**GOAL:**
Where a line contains the word "voltage", copy that line in full.

*** RAW RECORDS ***

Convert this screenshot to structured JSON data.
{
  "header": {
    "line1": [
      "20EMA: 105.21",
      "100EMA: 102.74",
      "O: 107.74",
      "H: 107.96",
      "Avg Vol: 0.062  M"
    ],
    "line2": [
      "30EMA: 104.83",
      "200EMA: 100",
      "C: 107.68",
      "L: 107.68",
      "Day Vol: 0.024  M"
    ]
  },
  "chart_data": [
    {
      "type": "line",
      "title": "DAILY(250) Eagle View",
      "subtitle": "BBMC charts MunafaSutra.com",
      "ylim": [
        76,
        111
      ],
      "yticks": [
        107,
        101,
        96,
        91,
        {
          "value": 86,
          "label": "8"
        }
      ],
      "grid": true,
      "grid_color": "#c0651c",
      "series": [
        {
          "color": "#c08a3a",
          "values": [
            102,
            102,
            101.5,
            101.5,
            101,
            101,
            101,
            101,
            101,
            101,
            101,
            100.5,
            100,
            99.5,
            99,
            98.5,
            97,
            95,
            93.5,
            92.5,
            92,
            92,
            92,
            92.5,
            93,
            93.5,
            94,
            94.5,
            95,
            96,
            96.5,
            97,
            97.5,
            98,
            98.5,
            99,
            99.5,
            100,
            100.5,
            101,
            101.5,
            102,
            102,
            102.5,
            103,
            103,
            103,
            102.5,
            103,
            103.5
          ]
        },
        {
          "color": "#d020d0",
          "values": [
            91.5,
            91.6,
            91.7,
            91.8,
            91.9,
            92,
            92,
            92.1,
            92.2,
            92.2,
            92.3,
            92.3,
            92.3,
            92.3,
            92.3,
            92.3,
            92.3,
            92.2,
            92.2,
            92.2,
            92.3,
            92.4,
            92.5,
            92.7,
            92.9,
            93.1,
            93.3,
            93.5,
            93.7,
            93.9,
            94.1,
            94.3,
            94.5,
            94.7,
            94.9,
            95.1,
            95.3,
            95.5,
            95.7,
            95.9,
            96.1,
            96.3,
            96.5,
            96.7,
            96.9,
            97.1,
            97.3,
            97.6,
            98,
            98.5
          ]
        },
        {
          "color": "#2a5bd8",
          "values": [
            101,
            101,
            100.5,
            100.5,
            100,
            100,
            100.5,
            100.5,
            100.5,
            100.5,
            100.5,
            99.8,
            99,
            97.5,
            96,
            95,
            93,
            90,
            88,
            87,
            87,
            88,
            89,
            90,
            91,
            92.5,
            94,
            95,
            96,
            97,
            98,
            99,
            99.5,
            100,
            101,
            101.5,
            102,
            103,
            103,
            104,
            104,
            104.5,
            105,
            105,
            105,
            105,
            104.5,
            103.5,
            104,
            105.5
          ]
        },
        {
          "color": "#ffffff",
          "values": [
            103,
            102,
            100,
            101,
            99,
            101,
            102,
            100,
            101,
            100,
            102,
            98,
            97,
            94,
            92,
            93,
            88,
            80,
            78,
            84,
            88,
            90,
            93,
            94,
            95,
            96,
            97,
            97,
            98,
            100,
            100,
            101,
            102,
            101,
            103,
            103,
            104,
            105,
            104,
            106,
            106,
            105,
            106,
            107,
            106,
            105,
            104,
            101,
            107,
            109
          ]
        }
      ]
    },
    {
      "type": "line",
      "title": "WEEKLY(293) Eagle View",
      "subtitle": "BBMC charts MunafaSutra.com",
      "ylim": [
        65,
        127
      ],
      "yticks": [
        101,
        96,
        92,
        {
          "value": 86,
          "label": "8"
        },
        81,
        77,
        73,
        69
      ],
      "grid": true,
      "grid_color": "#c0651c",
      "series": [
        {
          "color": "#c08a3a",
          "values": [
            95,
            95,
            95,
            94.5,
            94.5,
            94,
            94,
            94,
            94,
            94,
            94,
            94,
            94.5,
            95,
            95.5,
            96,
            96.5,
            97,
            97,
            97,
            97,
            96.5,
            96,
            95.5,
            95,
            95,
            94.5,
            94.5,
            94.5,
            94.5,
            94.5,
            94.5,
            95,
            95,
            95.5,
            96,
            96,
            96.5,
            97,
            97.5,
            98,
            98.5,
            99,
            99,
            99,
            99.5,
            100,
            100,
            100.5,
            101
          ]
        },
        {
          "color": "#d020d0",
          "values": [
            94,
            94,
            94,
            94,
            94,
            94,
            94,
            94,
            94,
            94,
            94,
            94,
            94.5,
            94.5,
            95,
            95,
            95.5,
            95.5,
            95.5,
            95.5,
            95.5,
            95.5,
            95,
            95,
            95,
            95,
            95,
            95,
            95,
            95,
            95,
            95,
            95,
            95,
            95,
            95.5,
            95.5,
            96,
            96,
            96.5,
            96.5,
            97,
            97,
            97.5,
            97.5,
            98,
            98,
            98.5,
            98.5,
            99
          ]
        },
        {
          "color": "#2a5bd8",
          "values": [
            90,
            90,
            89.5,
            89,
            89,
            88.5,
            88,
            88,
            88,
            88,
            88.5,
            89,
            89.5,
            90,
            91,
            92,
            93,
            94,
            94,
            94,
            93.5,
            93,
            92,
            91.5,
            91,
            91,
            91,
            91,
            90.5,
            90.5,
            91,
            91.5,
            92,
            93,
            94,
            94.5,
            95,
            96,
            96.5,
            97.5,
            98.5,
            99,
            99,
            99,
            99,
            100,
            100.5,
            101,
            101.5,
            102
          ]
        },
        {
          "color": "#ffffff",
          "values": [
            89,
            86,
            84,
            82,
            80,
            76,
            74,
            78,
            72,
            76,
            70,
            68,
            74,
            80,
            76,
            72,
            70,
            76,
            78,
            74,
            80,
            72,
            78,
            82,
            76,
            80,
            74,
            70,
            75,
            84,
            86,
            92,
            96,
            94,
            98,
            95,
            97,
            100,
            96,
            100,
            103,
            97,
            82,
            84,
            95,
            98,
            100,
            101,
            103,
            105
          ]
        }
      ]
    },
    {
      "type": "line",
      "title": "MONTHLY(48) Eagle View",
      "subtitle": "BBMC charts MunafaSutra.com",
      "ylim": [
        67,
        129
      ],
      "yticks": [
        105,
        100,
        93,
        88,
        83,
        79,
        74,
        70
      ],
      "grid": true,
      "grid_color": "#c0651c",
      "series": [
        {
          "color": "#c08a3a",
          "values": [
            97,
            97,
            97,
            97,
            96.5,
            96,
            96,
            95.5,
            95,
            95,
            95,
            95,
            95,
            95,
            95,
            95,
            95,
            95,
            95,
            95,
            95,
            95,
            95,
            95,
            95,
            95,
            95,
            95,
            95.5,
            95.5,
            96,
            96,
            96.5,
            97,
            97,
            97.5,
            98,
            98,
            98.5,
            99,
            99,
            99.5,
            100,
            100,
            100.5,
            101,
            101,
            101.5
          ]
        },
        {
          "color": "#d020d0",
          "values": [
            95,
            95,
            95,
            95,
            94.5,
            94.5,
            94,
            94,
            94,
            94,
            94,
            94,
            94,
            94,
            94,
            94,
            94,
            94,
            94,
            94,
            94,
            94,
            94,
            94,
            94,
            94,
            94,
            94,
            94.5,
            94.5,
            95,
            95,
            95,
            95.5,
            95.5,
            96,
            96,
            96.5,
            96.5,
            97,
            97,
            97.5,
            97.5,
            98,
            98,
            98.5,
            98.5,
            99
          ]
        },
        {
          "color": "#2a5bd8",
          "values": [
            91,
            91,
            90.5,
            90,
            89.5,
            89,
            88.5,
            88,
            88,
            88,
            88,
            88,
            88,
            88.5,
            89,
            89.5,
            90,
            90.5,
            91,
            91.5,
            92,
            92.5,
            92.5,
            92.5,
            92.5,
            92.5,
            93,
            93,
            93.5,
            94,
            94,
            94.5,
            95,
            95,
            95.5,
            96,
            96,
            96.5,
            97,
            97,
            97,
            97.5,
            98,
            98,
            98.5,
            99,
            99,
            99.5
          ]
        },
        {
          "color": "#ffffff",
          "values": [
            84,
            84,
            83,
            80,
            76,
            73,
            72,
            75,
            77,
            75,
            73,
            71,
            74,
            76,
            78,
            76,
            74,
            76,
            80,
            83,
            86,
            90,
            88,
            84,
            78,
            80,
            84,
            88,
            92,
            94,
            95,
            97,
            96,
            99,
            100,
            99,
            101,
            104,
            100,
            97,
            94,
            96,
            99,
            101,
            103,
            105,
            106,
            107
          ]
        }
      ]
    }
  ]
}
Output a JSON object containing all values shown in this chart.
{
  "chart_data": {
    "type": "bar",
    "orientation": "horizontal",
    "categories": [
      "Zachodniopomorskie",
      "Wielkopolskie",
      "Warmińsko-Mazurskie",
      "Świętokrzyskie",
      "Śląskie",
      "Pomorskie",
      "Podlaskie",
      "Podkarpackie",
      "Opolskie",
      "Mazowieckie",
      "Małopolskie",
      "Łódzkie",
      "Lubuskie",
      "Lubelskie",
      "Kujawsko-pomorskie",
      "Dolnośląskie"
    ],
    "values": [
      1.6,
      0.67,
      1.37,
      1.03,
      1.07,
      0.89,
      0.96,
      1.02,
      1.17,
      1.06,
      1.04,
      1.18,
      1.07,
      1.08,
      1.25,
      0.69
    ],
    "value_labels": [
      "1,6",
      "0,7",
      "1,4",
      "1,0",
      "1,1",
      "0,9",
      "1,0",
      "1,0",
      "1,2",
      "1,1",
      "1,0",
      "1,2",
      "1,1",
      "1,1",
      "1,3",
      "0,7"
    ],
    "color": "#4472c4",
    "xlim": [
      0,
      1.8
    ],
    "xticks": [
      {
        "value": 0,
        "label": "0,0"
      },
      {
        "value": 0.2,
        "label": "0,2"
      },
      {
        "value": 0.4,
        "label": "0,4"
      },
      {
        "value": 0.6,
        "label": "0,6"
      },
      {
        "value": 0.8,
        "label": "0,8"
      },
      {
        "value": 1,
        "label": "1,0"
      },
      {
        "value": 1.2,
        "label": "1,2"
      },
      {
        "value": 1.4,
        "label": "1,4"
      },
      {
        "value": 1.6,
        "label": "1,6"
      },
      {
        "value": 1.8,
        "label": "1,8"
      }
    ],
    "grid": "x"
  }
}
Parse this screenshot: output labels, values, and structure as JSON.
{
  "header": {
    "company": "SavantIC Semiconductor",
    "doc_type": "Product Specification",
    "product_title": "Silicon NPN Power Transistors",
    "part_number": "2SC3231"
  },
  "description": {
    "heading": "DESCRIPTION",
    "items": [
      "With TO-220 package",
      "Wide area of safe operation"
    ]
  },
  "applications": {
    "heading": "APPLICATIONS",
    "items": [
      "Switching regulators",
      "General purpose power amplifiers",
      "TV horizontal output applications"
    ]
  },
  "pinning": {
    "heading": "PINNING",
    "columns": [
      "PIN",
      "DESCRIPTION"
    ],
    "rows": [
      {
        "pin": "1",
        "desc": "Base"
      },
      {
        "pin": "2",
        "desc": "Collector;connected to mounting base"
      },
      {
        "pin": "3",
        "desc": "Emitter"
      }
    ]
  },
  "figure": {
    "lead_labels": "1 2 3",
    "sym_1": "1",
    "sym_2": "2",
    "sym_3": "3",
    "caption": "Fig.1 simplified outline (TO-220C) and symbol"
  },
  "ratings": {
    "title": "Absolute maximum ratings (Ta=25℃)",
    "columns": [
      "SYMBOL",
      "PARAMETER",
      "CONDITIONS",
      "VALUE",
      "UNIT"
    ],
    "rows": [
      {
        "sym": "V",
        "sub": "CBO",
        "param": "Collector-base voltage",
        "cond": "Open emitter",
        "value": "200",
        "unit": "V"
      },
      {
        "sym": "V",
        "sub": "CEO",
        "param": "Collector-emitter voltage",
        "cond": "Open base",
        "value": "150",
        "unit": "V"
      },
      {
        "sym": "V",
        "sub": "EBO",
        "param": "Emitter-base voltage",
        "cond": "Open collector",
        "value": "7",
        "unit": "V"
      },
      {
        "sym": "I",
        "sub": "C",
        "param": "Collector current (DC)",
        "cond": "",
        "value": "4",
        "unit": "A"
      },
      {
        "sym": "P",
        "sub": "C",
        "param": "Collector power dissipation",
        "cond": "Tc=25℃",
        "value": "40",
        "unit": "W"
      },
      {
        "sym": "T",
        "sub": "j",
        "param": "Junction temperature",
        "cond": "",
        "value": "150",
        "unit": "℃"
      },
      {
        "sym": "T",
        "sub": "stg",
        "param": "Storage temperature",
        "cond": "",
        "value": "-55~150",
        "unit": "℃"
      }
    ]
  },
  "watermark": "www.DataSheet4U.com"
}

***

**OUTPUT:**
        "param": "Collector-base voltage",
        "param": "Collector-emitter voltage",
        "param": "Emitter-base voltage",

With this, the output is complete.